Copy verbatim everything from the line containing "svg-text:8 v: 8 v xyxy=(397,280,429,307)" down to the line containing "identify all the", including both of those lines.
::: Data for processing
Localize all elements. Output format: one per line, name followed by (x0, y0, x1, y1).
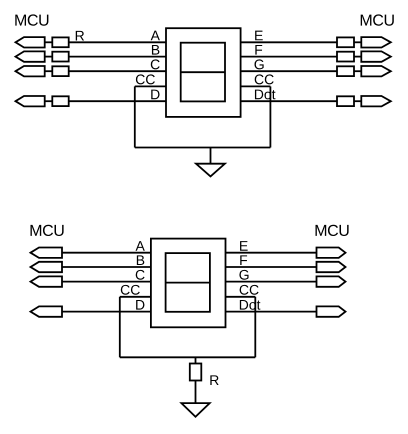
MCU pin connector P4-Dot (bottom-right) (317, 306, 346, 316)
7-segment display DS1 middle segment (181, 71, 225, 73)
pin label D (DS1) (151, 90, 159, 100)
wire CC bottom bus (bottom circuit) (120, 356, 256, 358)
wire R to P2-F (354, 56, 361, 58)
MCU pin connector P4-G (bottom-right) (317, 276, 346, 286)
wire R to display DS1 pin C (69, 70, 166, 72)
wire CC right vertical drop (top circuit) (269, 86, 271, 147)
resistor R (segment E, top) (337, 37, 354, 47)
wire ground stem (top circuit) (210, 148, 212, 164)
wire CC left vertical drop (top circuit) (134, 86, 136, 147)
resistor R (segment G, top) (337, 66, 354, 76)
wire display DS2 pin G to P4-G (226, 281, 317, 283)
pin label Dot (DS2 decimal point) (240, 300, 261, 310)
pin label B (DS1) (152, 45, 159, 55)
wire P1-D to RD (45, 100, 53, 102)
MCU pin connector P3-D (bottom-left) (31, 306, 63, 316)
pin label G (DS1) (255, 59, 264, 69)
pin label E (DS1) (255, 31, 263, 41)
value label R (top series resistors) (76, 31, 84, 41)
7-segment display DS1 digit outline (181, 43, 225, 102)
7-segment display DS2 digit outline (166, 253, 210, 312)
resistor R (segment C, top) (52, 66, 68, 76)
wire CC left to display DS1 (135, 85, 166, 87)
wire P3-A to display DS2 pin A (62, 252, 151, 254)
MCU pin connector P2-F (top-right) (361, 51, 391, 61)
MCU pin connector P3-B (bottom-left) (31, 262, 63, 272)
wire CC right from display DS2 (226, 296, 256, 298)
MCU pin connector P1-A (top-left) (16, 37, 45, 47)
pin label F (DS2) (240, 255, 247, 265)
7-segment display DS1 body (166, 28, 241, 117)
pin label E (DS2) (240, 241, 248, 251)
pin label CC (DS1 right common cathode) (255, 74, 274, 84)
MCU pin connector P2-E (top-right) (361, 37, 391, 47)
wire display DS1 pin Dot to RDot (241, 100, 337, 102)
wire P3-D to display DS2 pin D (62, 311, 151, 313)
pin label B (DS2) (137, 255, 144, 265)
MCU pin connector P2-G (top-right) (361, 66, 391, 76)
ground (top circuit) (196, 164, 225, 177)
MCU pin connector P1-B (top-left) (16, 51, 45, 61)
pin label A (DS2) (136, 241, 145, 251)
wire display DS2 pin Dot to P4-Dot (226, 311, 317, 313)
wire P3-B to display DS2 pin B (62, 266, 151, 268)
wire R to P2-Dot (354, 100, 361, 102)
wire CC left to display DS2 (120, 296, 151, 298)
pin label A (DS1) (151, 31, 160, 41)
7-segment display DS2 body (151, 239, 226, 328)
pin label Dot (DS1 decimal point) (255, 90, 276, 100)
MCU pin connector P2-Dot (top-right) (361, 96, 391, 106)
node MCU (top-right) (361, 14, 394, 25)
wire R to display DS1 pin D (69, 100, 166, 102)
wire CC left vertical drop (bottom circuit) (119, 297, 121, 358)
wire CC right from display DS1 (241, 85, 271, 87)
node MCU (bottom-left) (31, 225, 64, 236)
pin label C (DS2) (136, 270, 145, 280)
wire R to display DS1 pin A (69, 41, 166, 43)
wire R to P2-E (354, 41, 361, 43)
wire P1-C to RC (45, 70, 53, 72)
pin label G (DS2) (239, 270, 248, 280)
node MCU (top-left) (15, 14, 48, 25)
7-segment display DS2 middle segment (166, 282, 210, 284)
wire R to P2-G (354, 70, 361, 72)
resistor R (segment A, top) (52, 37, 68, 47)
MCU pin connector P1-D (top-left) (16, 96, 45, 106)
wire CC bottom bus (top circuit) (135, 147, 271, 149)
MCU pin connector P1-C (top-left) (16, 66, 45, 76)
wire display DS1 pin E to RE (241, 41, 337, 43)
node MCU (bottom-right) (316, 225, 349, 236)
resistor R (segment Dot, top) (337, 96, 354, 106)
wire P1-B to RB (45, 56, 53, 58)
resistor R (common cathode, bottom circuit) (190, 364, 202, 381)
wire P3-C to display DS2 pin C (62, 281, 151, 283)
wire display DS2 pin E to P4-E (226, 252, 317, 254)
wire bus to resistor R (common cathode) (195, 357, 197, 363)
value label R (common cathode resistor) (210, 375, 218, 385)
wire display DS1 pin F to RF (241, 56, 337, 58)
MCU pin connector P4-F (bottom-right) (317, 262, 346, 272)
pin label CC (DS1 left common cathode) (136, 74, 155, 84)
wire resistor R to ground (195, 381, 197, 404)
pin label D (DS2) (136, 300, 144, 310)
wire CC right vertical drop (bottom circuit) (254, 297, 256, 358)
resistor R (segment D, top) (52, 96, 68, 106)
wire P1-A to RA (45, 41, 53, 43)
MCU pin connector P4-E (bottom-right) (317, 248, 346, 258)
pin label CC (DS2 left common cathode) (121, 285, 140, 295)
pin label CC (DS2 right common cathode) (240, 285, 259, 295)
pin label F (DS1) (255, 45, 262, 55)
resistor R (segment B, top) (52, 52, 68, 62)
resistor R (segment F, top) (337, 52, 354, 62)
wire display DS1 pin G to RG (241, 70, 337, 72)
wire R to display DS1 pin B (69, 56, 166, 58)
MCU pin connector P3-A (bottom-left) (31, 248, 63, 258)
wire display DS2 pin F to P4-F (226, 266, 317, 268)
ground (bottom circuit) (181, 403, 209, 417)
pin label C (DS1) (151, 59, 160, 69)
MCU pin connector P3-C (bottom-left) (31, 276, 63, 286)
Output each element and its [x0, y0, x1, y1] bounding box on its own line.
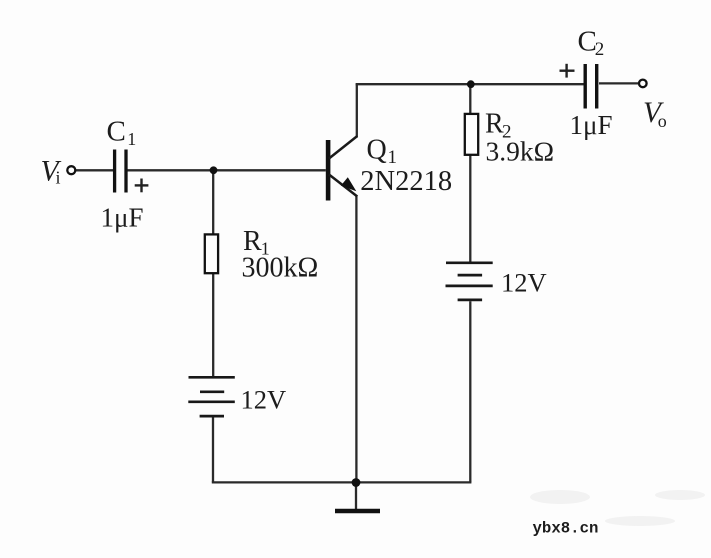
- svg-text:1: 1: [127, 129, 136, 149]
- svg-text:ybx8.cn: ybx8.cn: [533, 519, 599, 537]
- svg-text:1μF: 1μF: [570, 110, 613, 140]
- svg-text:1μF: 1μF: [101, 202, 144, 232]
- svg-text:300kΩ: 300kΩ: [242, 253, 319, 284]
- svg-text:i: i: [56, 168, 61, 188]
- svg-text:12V: 12V: [241, 385, 287, 415]
- svg-text:Q: Q: [367, 134, 387, 165]
- svg-text:2: 2: [595, 39, 605, 60]
- svg-text:o: o: [658, 111, 667, 131]
- svg-text:3.9kΩ: 3.9kΩ: [486, 136, 555, 167]
- svg-text:C: C: [107, 116, 126, 148]
- svg-text:2N2218: 2N2218: [360, 166, 452, 197]
- svg-text:12V: 12V: [501, 268, 547, 298]
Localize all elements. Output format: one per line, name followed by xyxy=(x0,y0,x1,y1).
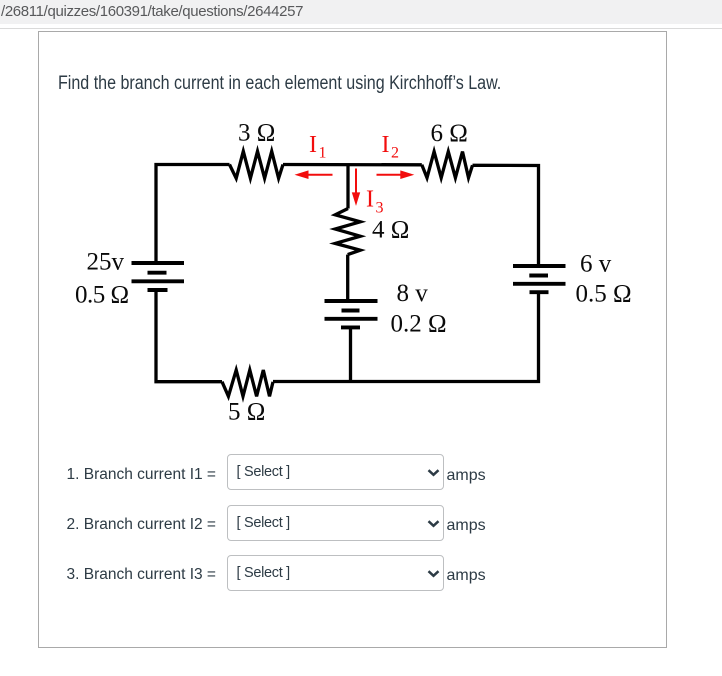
svg-text:8 v: 8 v xyxy=(397,280,429,307)
svg-text:1: 1 xyxy=(319,145,327,162)
svg-text:I: I xyxy=(366,187,374,213)
svg-text:3 Ω: 3 Ω xyxy=(238,120,275,147)
svg-text:25v: 25v xyxy=(87,249,125,276)
svg-text:I: I xyxy=(382,132,390,158)
svg-text:3: 3 xyxy=(376,200,384,217)
svg-text:4 Ω: 4 Ω xyxy=(372,217,409,244)
svg-text:5 Ω: 5 Ω xyxy=(228,399,265,426)
svg-text:2: 2 xyxy=(391,145,399,162)
svg-text:I: I xyxy=(309,132,317,158)
svg-text:0.2 Ω: 0.2 Ω xyxy=(391,311,447,338)
svg-text:0.5 Ω: 0.5 Ω xyxy=(75,281,129,308)
svg-text:6 Ω: 6 Ω xyxy=(431,120,468,147)
svg-text:6 v: 6 v xyxy=(580,251,612,278)
svg-text:0.5 Ω: 0.5 Ω xyxy=(576,281,632,308)
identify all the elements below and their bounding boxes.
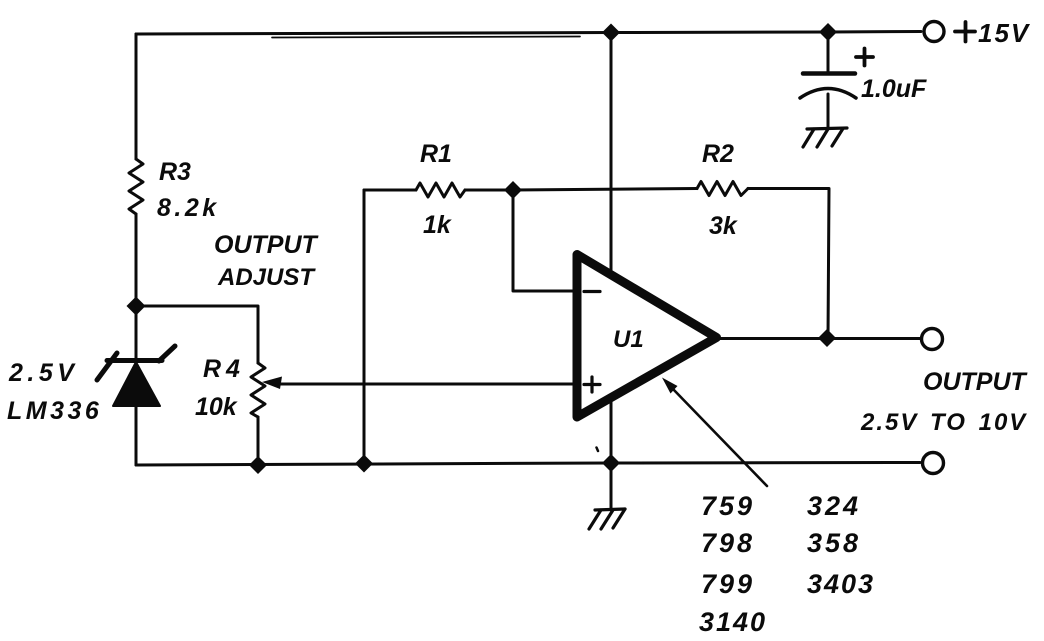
svg-text:1k: 1k	[423, 211, 452, 239]
op-amp U1 non-inverting input mark	[584, 377, 600, 392]
potentiometer R4 body	[251, 363, 265, 417]
capacitor C1 bottom lead	[827, 94, 830, 128]
svg-text:1.0uF: 1.0uF	[861, 75, 927, 103]
wire: R1 right lead to feedback node	[465, 189, 513, 192]
wire: top rail scan doubling artifact	[272, 37, 580, 38]
ground (capacitor)	[803, 128, 847, 147]
wire: op-amp supply vertical (passes behind U1)	[610, 33, 613, 464]
capacitor C1 positive plate	[803, 71, 855, 76]
wire: node A to R4 top	[136, 306, 258, 363]
wire: op-amp ground lead below rail	[610, 463, 613, 510]
svg-text:3403: 3403	[807, 569, 875, 599]
wire: R3 bottom to LM336 node	[135, 214, 138, 360]
svg-text:R3: R3	[159, 158, 191, 186]
capacitor C1 top lead	[827, 32, 830, 71]
ground (op-amp)	[589, 509, 625, 529]
wire: R2 left lead	[513, 189, 697, 191]
resistor R3	[129, 159, 143, 214]
svg-text:ADJUST: ADJUST	[217, 264, 316, 291]
svg-text:358: 358	[807, 528, 861, 558]
wire: R4 bottom to rail	[257, 417, 260, 465]
wire: top +15V rail	[136, 32, 921, 35]
junction node A (R3 / LM336 / R4 top)	[127, 297, 146, 316]
capacitor C1 curved plate	[800, 89, 856, 99]
svg-text:R4: R4	[203, 355, 245, 383]
svg-text:8.2k: 8.2k	[157, 194, 220, 222]
svg-text:2.5V: 2.5V	[8, 359, 78, 387]
op-amp U1 body	[577, 255, 717, 418]
svg-text:3140: 3140	[699, 607, 767, 637]
speck artifact near ground node	[597, 448, 599, 452]
label + of +15V (drawn plus)	[955, 22, 975, 42]
svg-text:3k: 3k	[709, 212, 738, 240]
wire: R4 wiper to op-amp + input	[277, 383, 577, 386]
potentiometer R4 wiper arrow	[262, 377, 282, 390]
wire: R1 left leg (from R1 down to rail)	[363, 190, 366, 464]
junction: R4 bottom on rail	[249, 456, 267, 474]
svg-text:2.5V TO 10V: 2.5V TO 10V	[860, 409, 1027, 436]
zener diode D1 (LM336) cathode bar	[97, 346, 175, 380]
junction: feedback node (R1/R2/inverting input)	[504, 181, 522, 199]
svg-text:R1: R1	[420, 140, 452, 168]
wire: op-amp output to OUTPUT terminal	[717, 337, 920, 340]
op-amp U1 inverting input mark	[584, 290, 600, 293]
wire: R2 right lead down to output node	[748, 189, 829, 339]
svg-text:R2: R2	[702, 140, 734, 168]
svg-text:15V: 15V	[978, 18, 1031, 48]
resistor R1	[416, 183, 465, 197]
junction: supply vertical on +15V rail	[602, 24, 620, 42]
terminal: +15V	[924, 22, 944, 42]
junction: op-amp output node	[818, 329, 836, 347]
svg-text:799: 799	[701, 569, 755, 599]
junction: capacitor tap on +15V rail	[819, 23, 837, 41]
wire: feedback node down to inverting input	[513, 190, 577, 291]
wire: left branch from top rail down to R3	[135, 34, 138, 159]
junction: R1 leg on rail	[355, 455, 373, 473]
svg-text:OUTPUT: OUTPUT	[214, 231, 320, 259]
zener diode D1 (LM336) anode triangle	[113, 362, 160, 406]
wire: bottom ground rail	[136, 463, 920, 466]
junction: op-amp ground on rail	[602, 454, 620, 472]
svg-text:U1: U1	[613, 326, 644, 353]
label capacitor polarity +	[856, 49, 873, 66]
terminal: OUTPUT	[922, 329, 943, 350]
svg-text:10k: 10k	[195, 393, 238, 421]
svg-text:324: 324	[807, 491, 861, 521]
wire: LM336 anode to bottom rail	[135, 362, 138, 465]
wire: R1 left lead	[364, 189, 416, 192]
resistor R2	[697, 182, 748, 196]
annotation arrow pointing at U1	[672, 388, 767, 486]
svg-text:OUTPUT: OUTPUT	[923, 368, 1029, 396]
svg-text:LM336: LM336	[7, 397, 102, 425]
terminal: output return (bottom rail)	[923, 453, 944, 474]
svg-text:759: 759	[701, 491, 755, 521]
svg-text:798: 798	[701, 528, 755, 558]
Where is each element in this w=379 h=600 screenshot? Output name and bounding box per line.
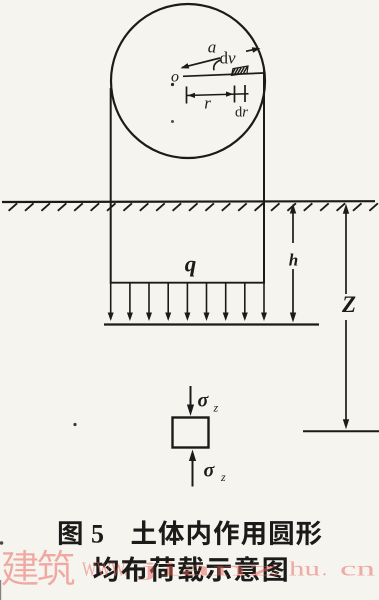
caption line 1: tu 5 (figure 5) bbox=[59, 521, 82, 545]
svg-text:r: r bbox=[204, 94, 211, 113]
dimension r: line with end ticks bbox=[187, 94, 249, 96]
circle: circular loaded area (plan view) bbox=[111, 4, 265, 158]
svg-text:5: 5 bbox=[91, 520, 104, 549]
watermark jianzhu characters bbox=[2, 550, 38, 586]
svg-text:σ: σ bbox=[204, 460, 216, 482]
svg-text:σ: σ bbox=[198, 390, 210, 412]
reference line at depth Z bbox=[303, 430, 379, 432]
shaded area element dA near circle edge bbox=[232, 66, 249, 75]
svg-text:z: z bbox=[213, 401, 219, 415]
ground surface line bbox=[2, 200, 375, 203]
svg-text:hu: hu bbox=[289, 559, 320, 581]
sigma-z arrow bottom bbox=[192, 461, 194, 487]
caption line 1 text bbox=[132, 520, 156, 544]
tick at r+dr bbox=[244, 85, 246, 102]
svg-text:dr: dr bbox=[235, 105, 248, 121]
tick at o side bbox=[186, 87, 188, 104]
scan edge bottom-left bbox=[0, 580, 1, 600]
soil element rectangle bbox=[173, 418, 209, 448]
svg-text:WWW.: WWW. bbox=[82, 559, 128, 581]
svg-text:q: q bbox=[185, 252, 197, 277]
dimension Z bbox=[345, 208, 347, 295]
svg-text:jianz: jianz bbox=[136, 559, 280, 581]
sigma-z arrow top bbox=[190, 386, 192, 407]
wire: left vertical wall from circle to load area bbox=[110, 88, 112, 284]
svg-text:h: h bbox=[289, 251, 298, 270]
svg-text:cn: cn bbox=[340, 559, 375, 581]
dimension a: radius line with arrowheads both ends bbox=[182, 58, 220, 68]
dimension h bbox=[292, 207, 294, 243]
wire: horizontal radius line from o to circle edge bbox=[183, 73, 264, 76]
svg-text:z: z bbox=[220, 470, 226, 484]
ground hatch marks bbox=[9, 203, 378, 211]
svg-text:a: a bbox=[208, 38, 217, 57]
wire: right vertical wall from circle to load area bbox=[263, 68, 265, 284]
angle arc at dv bbox=[214, 60, 221, 70]
load top line bbox=[111, 282, 264, 284]
tick at r bbox=[234, 86, 236, 103]
svg-text:.: . bbox=[322, 559, 327, 581]
svg-text:Z: Z bbox=[341, 292, 356, 317]
speckles (scan artifacts) bbox=[73, 423, 76, 426]
svg-text:dv: dv bbox=[220, 49, 237, 68]
caption line 2 text bbox=[93, 556, 118, 581]
load bottom line bbox=[104, 323, 319, 325]
distributed load arrows q bbox=[110, 283, 112, 315]
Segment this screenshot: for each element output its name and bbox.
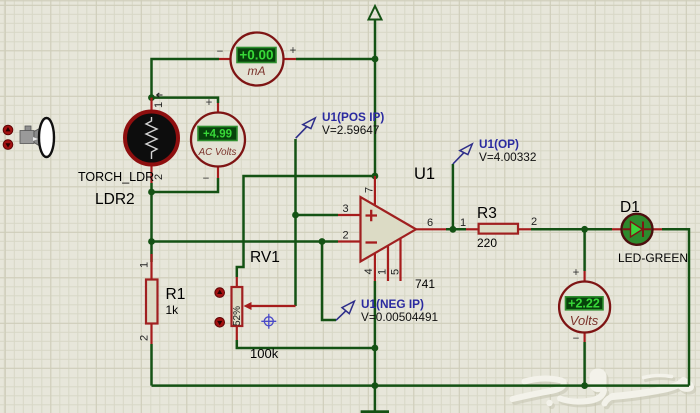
svg-text:+: + xyxy=(290,45,297,57)
svg-text:mA: mA xyxy=(248,64,266,78)
voltmeter VM1 xyxy=(191,97,245,185)
wire OP probe riser xyxy=(452,164,455,229)
svg-text:RV1: RV1 xyxy=(250,249,280,266)
wire voltmeter2 bottom to rail xyxy=(583,342,586,386)
RV1 up button xyxy=(215,288,225,298)
svg-text:D1: D1 xyxy=(620,199,640,216)
wire voltmeter2 top xyxy=(583,229,586,271)
wire VM1 minus to LDR bottom xyxy=(152,178,219,192)
svg-text:741: 741 xyxy=(415,277,435,291)
no-connect crosshair xyxy=(261,314,276,329)
svg-text:7: 7 xyxy=(364,187,376,193)
svg-text:2: 2 xyxy=(531,216,537,228)
svg-text:U1(NEG IP): U1(NEG IP) xyxy=(361,297,424,311)
wire power arrow to trunk xyxy=(374,20,377,177)
wire op-amp output xyxy=(446,228,466,231)
node: trunk/ammeter junction xyxy=(372,56,379,63)
LDR (TORCH_LDR) xyxy=(125,98,178,183)
LED D1 xyxy=(612,214,662,245)
node: voltmeter2 top junction xyxy=(581,226,588,233)
svg-text:LDR2: LDR2 xyxy=(95,191,135,208)
wire LDR top to voltmeter VM1 plus xyxy=(152,98,219,103)
wire divider node to op-amp pin2 xyxy=(152,240,339,243)
svg-text:3: 3 xyxy=(342,203,348,215)
RV1 down button xyxy=(215,318,225,328)
node: RV1 bottom junction xyxy=(372,345,379,352)
origin marker arrow xyxy=(157,93,163,97)
node: pin7 junction xyxy=(372,173,379,180)
svg-text:V=4.00332: V=4.00332 xyxy=(479,150,536,164)
svg-text:2: 2 xyxy=(153,174,165,180)
svg-text:220: 220 xyxy=(477,236,497,250)
probe U1(OP) xyxy=(453,137,537,164)
svg-text:R3: R3 xyxy=(477,205,497,222)
wire RV1 bottom to trunk xyxy=(237,340,375,348)
svg-text:1: 1 xyxy=(139,262,151,268)
svg-text:1: 1 xyxy=(153,102,165,108)
svg-text:V=2.59647: V=2.59647 xyxy=(322,123,379,137)
svg-text:1: 1 xyxy=(377,269,389,275)
probe U1(NEG IP) xyxy=(336,297,438,324)
node: rail-voltmeter2 junction xyxy=(581,382,588,389)
wire R3 to LED xyxy=(531,228,612,231)
torch up button xyxy=(3,125,13,135)
wire R1 bottom to ground rail xyxy=(150,344,153,386)
svg-text:4: 4 xyxy=(363,268,375,274)
svg-text:U1: U1 xyxy=(414,165,435,183)
svg-text:Volts: Volts xyxy=(570,313,599,328)
ground xyxy=(361,410,389,413)
wire pin3 xyxy=(296,214,339,217)
wire ammeter left to LDR top xyxy=(152,59,220,98)
wire pot top to +5 rail xyxy=(237,176,375,277)
resistor R3 xyxy=(460,216,537,234)
svg-text:+: + xyxy=(206,97,213,109)
svg-text:U1(OP): U1(OP) xyxy=(479,137,519,151)
resistor R1 xyxy=(139,254,158,344)
svg-text:+0.00: +0.00 xyxy=(239,48,273,63)
node: voltmeter minus junction xyxy=(148,189,155,196)
wire pos net vertical xyxy=(294,139,297,306)
svg-text:V=0.00504491: V=0.00504491 xyxy=(361,310,438,324)
node: pin3 junction xyxy=(292,212,299,219)
node: NEG probe junction xyxy=(319,238,326,245)
svg-text:6: 6 xyxy=(427,217,433,229)
svg-text:−: − xyxy=(217,46,224,58)
potentiometer RV1 xyxy=(232,277,296,340)
svg-text:5: 5 xyxy=(390,269,402,275)
watermark xyxy=(513,369,697,409)
node: divider node LDR/R1 xyxy=(148,238,155,245)
svg-text:1: 1 xyxy=(460,217,466,229)
svg-text:+2.22: +2.22 xyxy=(568,296,600,310)
svg-text:AC Volts: AC Volts xyxy=(198,147,237,158)
svg-text:1k: 1k xyxy=(166,303,180,317)
svg-text:100k: 100k xyxy=(250,346,279,361)
svg-text:U1(POS IP): U1(POS IP) xyxy=(322,110,384,124)
svg-text:−: − xyxy=(203,173,210,185)
svg-text:2: 2 xyxy=(139,335,151,341)
svg-text:52%: 52% xyxy=(232,306,243,326)
svg-text:LED-GREEN: LED-GREEN xyxy=(618,251,688,265)
wire pin4 to ground trunk xyxy=(374,281,377,411)
svg-text:−: − xyxy=(573,333,580,345)
torch down button xyxy=(3,140,13,150)
probe U1(POS IP) xyxy=(296,110,385,138)
svg-text:+4.99: +4.99 xyxy=(203,129,232,141)
wire ammeter right to trunk xyxy=(296,58,375,61)
wire NEG probe drop xyxy=(322,242,336,321)
svg-text:TORCH_LDR: TORCH_LDR xyxy=(78,170,154,184)
node: rail-trunk junction xyxy=(372,382,379,389)
ammeter AM1 xyxy=(217,33,297,86)
wire ground rail xyxy=(152,384,690,387)
op-amp U1 xyxy=(338,176,446,281)
svg-text:2: 2 xyxy=(342,230,348,242)
power terminal (+5V arrow) xyxy=(369,6,382,20)
voltmeter VM2 xyxy=(559,267,610,345)
svg-text:+: + xyxy=(573,267,580,279)
svg-text:R1: R1 xyxy=(166,286,186,303)
wire LED to right rail xyxy=(662,229,689,385)
torch icon xyxy=(20,118,54,157)
node: output junction xyxy=(450,226,457,233)
wire LDR bottom down to R1 xyxy=(150,183,153,262)
node: LDR top junction xyxy=(148,94,155,101)
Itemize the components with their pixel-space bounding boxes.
::::::
**Problem solution**:
svg-text:8 v: 8 v xyxy=(397,280,429,307)
svg-text:1: 1 xyxy=(319,145,327,162)
svg-text:I: I xyxy=(366,187,374,213)
svg-text:3 Ω: 3 Ω xyxy=(238,120,275,147)
svg-text:25v: 25v xyxy=(87,249,125,276)
svg-text:I: I xyxy=(382,132,390,158)
svg-text:3: 3 xyxy=(376,200,384,217)
svg-text:4 Ω: 4 Ω xyxy=(372,217,409,244)
svg-text:5 Ω: 5 Ω xyxy=(228,399,265,426)
svg-text:2: 2 xyxy=(391,145,399,162)
svg-text:I: I xyxy=(309,132,317,158)
svg-text:0.2 Ω: 0.2 Ω xyxy=(391,311,447,338)
svg-text:0.5 Ω: 0.5 Ω xyxy=(75,281,129,308)
svg-text:6 Ω: 6 Ω xyxy=(431,120,468,147)
svg-text:6 v: 6 v xyxy=(580,251,612,278)
svg-text:0.5 Ω: 0.5 Ω xyxy=(576,281,632,308)
identify all the elements below and their bounding boxes.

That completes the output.